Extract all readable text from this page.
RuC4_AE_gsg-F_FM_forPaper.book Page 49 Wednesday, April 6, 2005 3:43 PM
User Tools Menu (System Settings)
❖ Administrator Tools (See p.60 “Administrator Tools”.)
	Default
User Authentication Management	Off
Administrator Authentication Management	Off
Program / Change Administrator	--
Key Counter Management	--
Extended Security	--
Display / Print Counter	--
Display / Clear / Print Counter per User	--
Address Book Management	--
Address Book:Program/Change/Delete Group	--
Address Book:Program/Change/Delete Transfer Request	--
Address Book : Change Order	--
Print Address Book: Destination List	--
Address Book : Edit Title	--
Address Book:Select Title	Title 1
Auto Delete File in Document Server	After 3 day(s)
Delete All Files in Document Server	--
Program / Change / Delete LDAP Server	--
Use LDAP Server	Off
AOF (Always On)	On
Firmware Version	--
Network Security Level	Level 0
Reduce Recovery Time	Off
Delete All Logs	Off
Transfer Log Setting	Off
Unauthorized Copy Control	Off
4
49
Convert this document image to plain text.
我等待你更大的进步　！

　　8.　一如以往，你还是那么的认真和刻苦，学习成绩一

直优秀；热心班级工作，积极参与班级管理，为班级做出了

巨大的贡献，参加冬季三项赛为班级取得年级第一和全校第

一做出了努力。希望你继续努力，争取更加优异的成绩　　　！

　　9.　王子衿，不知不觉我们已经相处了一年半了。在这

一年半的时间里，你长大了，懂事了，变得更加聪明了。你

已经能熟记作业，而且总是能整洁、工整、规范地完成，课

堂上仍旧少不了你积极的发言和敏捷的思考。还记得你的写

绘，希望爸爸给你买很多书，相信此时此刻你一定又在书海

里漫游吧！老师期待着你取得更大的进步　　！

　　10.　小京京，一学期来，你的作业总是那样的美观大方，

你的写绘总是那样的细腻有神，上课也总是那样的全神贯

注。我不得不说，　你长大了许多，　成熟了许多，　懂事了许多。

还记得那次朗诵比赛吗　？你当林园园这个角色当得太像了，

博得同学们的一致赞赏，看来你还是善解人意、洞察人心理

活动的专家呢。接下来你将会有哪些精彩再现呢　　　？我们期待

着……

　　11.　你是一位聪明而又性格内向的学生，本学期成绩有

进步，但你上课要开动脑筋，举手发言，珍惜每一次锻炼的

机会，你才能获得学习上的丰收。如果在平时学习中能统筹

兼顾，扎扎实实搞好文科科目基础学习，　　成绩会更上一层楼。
★ ★ ★
- GIVEN TASK -
From the listing above, pick out every line containing "Print".

- WRITTEN ANSWER -
Display / Print Counter	--
Display / Clear / Print Counter per User	--
Print Address Book: Destination List	--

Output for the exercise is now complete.